____ Data shown

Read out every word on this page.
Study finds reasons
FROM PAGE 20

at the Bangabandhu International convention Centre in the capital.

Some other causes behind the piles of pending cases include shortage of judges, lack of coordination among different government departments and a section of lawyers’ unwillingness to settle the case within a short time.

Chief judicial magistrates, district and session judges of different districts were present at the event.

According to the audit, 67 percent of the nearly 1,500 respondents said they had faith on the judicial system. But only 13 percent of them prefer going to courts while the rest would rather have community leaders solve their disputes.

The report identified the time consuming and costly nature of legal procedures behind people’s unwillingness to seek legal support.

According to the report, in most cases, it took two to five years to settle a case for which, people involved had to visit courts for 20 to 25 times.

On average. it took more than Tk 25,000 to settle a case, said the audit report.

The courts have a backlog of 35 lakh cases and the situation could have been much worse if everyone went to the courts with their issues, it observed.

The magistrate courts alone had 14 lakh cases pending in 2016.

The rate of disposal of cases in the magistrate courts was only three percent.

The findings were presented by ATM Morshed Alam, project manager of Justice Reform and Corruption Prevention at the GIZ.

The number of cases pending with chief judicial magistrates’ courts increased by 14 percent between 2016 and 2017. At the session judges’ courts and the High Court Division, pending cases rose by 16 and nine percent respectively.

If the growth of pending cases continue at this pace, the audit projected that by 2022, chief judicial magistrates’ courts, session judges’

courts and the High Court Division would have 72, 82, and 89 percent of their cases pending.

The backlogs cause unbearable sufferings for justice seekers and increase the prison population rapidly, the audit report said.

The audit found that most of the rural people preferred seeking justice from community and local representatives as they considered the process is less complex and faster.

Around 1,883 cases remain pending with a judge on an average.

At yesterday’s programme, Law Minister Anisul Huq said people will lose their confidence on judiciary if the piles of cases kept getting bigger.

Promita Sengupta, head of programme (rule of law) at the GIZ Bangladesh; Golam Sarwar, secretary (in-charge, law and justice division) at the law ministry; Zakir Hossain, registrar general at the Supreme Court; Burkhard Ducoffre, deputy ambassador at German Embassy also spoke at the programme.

________

Short task
Copy out every line from the data above that has "different" in it.

Worked solution
Some other causes behind the piles of pending cases include shortage of judges, lack of coordination among different government departments and a section of lawyers’ unwillingness to settle the case within a short time.
Chief judicial magistrates, district and session judges of different districts were present at the event.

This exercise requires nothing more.